------ INPUT DATA
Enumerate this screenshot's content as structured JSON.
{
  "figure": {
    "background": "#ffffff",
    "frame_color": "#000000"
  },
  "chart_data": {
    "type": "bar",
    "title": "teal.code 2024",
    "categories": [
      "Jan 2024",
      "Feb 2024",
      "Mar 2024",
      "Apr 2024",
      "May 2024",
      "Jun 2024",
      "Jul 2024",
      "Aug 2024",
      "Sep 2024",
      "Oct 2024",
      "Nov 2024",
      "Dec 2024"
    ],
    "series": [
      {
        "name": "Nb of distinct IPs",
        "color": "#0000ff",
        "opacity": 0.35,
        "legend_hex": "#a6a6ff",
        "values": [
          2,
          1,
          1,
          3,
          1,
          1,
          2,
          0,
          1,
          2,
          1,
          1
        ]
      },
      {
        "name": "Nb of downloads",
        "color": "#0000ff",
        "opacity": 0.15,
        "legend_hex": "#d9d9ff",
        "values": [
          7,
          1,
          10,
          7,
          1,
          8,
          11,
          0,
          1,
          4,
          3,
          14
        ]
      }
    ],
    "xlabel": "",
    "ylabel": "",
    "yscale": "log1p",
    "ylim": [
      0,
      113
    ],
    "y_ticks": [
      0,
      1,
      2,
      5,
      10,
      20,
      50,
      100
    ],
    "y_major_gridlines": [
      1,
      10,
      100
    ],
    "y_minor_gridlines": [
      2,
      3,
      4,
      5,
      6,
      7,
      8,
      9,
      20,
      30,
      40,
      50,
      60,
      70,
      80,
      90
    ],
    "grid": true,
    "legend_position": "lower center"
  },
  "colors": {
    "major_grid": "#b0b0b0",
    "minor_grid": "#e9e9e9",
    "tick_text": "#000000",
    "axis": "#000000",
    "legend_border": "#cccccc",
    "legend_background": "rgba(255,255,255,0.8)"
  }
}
------------
------ INPUT DATA
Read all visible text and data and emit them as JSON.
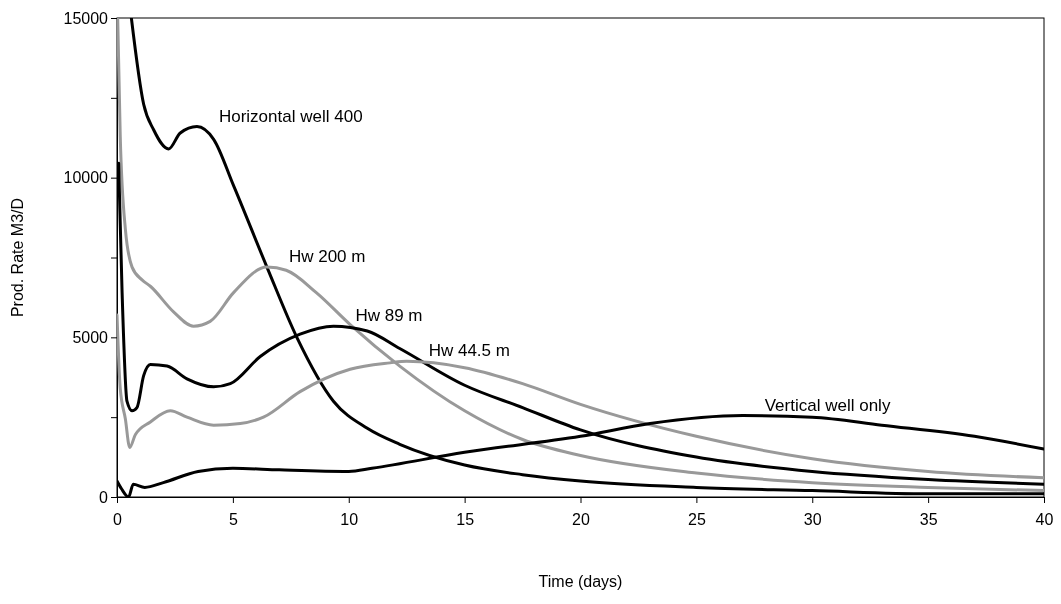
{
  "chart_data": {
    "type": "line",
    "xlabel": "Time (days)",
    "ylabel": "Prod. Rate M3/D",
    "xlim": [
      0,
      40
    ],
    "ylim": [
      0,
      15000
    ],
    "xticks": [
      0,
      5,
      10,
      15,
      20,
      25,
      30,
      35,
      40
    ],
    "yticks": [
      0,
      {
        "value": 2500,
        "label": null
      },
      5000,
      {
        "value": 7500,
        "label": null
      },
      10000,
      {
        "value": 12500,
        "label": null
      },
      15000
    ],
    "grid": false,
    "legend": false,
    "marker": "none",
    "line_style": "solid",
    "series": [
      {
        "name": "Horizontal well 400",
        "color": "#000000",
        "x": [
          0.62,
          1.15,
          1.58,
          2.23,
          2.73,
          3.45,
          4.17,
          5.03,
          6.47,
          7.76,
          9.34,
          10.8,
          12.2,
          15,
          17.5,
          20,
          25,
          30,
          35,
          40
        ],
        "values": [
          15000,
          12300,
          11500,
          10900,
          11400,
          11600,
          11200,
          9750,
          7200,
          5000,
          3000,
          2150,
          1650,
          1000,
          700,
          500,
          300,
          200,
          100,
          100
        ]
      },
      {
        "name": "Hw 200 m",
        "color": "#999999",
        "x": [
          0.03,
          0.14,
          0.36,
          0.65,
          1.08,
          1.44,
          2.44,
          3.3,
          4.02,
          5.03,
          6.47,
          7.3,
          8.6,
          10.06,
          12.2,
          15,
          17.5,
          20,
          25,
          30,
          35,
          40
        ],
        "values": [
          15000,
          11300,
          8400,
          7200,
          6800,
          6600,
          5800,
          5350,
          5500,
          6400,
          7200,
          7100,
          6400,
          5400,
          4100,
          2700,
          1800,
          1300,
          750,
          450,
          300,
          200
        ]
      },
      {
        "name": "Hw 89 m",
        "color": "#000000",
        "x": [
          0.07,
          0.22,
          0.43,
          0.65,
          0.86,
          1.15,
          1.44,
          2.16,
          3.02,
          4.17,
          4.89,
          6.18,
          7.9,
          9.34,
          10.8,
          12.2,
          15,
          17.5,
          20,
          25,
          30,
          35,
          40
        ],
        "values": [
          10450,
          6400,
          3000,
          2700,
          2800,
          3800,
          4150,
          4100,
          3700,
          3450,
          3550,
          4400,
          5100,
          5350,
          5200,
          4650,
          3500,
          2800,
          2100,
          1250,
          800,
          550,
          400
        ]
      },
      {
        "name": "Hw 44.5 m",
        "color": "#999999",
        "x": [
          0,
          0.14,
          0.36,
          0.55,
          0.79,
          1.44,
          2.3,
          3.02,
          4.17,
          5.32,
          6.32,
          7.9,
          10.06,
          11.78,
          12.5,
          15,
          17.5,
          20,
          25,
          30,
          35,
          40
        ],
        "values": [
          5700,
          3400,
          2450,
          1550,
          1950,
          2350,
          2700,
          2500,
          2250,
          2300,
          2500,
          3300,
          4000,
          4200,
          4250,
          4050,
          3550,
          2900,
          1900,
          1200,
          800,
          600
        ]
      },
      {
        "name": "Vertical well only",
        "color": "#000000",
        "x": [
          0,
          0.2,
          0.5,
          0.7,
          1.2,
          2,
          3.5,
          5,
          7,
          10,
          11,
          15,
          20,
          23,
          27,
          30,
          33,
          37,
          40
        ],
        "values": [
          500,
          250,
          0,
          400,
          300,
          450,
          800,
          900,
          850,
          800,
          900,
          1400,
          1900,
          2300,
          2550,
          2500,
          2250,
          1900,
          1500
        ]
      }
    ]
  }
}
------------
> **TASK DIRECTIONS**:
Find every line in the records that has the string "JSON", then state how many there are and nothing else.

> **TASK ANSWER**:
2